- **To be done**
Find each line holding "Schnellprüfverfahren" and copy it out.

- **Data supplied**
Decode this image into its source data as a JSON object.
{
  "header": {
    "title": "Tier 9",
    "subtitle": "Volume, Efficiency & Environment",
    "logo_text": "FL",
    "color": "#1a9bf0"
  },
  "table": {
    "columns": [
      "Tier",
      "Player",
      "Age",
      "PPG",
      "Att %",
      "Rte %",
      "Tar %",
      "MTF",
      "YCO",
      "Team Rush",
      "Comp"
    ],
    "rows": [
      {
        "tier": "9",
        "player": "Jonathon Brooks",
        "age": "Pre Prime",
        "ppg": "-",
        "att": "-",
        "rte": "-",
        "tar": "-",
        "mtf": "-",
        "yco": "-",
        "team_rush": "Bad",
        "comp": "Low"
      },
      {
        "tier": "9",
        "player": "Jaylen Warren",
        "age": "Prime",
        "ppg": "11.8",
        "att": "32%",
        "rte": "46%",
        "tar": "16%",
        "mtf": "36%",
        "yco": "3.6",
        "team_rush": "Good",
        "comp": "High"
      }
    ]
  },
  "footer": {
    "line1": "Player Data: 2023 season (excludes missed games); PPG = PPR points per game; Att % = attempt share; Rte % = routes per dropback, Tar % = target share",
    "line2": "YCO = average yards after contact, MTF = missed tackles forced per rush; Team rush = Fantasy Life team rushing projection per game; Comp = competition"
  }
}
--
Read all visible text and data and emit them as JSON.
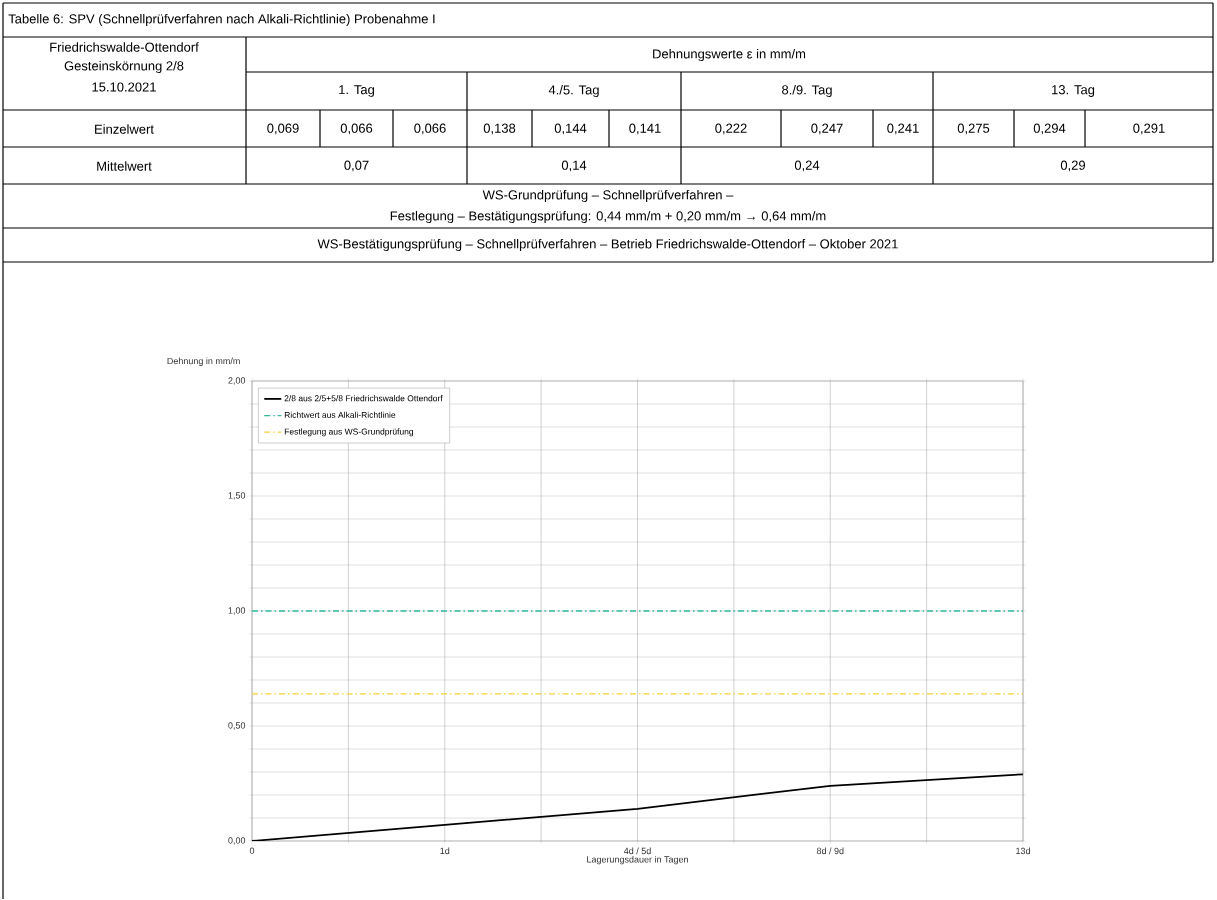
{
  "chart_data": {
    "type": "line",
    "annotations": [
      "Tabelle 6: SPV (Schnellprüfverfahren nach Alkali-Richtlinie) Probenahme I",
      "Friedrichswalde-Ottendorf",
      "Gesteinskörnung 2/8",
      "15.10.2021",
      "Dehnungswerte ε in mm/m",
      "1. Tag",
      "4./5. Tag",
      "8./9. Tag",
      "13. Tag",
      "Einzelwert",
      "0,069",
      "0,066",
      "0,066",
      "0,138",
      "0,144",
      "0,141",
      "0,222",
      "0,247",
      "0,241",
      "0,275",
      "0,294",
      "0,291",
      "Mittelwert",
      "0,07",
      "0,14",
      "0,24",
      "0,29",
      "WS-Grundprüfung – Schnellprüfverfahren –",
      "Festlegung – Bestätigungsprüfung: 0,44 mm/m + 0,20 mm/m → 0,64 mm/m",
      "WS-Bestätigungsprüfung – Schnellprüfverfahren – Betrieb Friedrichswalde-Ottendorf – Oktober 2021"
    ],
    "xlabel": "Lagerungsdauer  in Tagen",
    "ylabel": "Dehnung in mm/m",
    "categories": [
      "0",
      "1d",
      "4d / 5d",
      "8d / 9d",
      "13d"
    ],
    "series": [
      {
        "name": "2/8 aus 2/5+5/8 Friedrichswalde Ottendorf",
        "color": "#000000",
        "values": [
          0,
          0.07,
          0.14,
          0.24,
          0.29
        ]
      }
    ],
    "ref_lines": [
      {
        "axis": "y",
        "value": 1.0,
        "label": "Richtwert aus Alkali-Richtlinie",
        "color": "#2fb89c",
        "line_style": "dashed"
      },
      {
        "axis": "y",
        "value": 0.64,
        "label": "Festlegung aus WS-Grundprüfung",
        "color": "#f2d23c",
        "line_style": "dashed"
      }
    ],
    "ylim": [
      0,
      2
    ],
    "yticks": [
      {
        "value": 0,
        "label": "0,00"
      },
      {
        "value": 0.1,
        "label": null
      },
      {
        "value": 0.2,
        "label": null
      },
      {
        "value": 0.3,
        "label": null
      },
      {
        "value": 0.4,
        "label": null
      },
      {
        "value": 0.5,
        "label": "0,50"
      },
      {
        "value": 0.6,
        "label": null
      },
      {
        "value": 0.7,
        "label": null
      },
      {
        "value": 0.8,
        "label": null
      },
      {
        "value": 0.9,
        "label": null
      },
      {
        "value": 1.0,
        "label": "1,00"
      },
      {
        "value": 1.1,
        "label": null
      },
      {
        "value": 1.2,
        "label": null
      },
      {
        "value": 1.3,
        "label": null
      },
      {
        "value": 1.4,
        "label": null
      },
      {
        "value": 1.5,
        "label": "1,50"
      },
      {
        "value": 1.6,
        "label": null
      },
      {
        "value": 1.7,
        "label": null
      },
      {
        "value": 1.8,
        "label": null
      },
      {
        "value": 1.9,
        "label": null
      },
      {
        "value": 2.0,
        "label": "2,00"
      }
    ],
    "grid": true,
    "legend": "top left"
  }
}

- **Worked solution**
      "Tabelle 6: SPV (Schnellprüfverfahren nach Alkali-Richtlinie) Probenahme I",
      "WS-Grundprüfung – Schnellprüfverfahren –",
      "WS-Bestätigungsprüfung – Schnellprüfverfahren – Betrieb Friedrichswalde-Ottendorf – Oktober 2021"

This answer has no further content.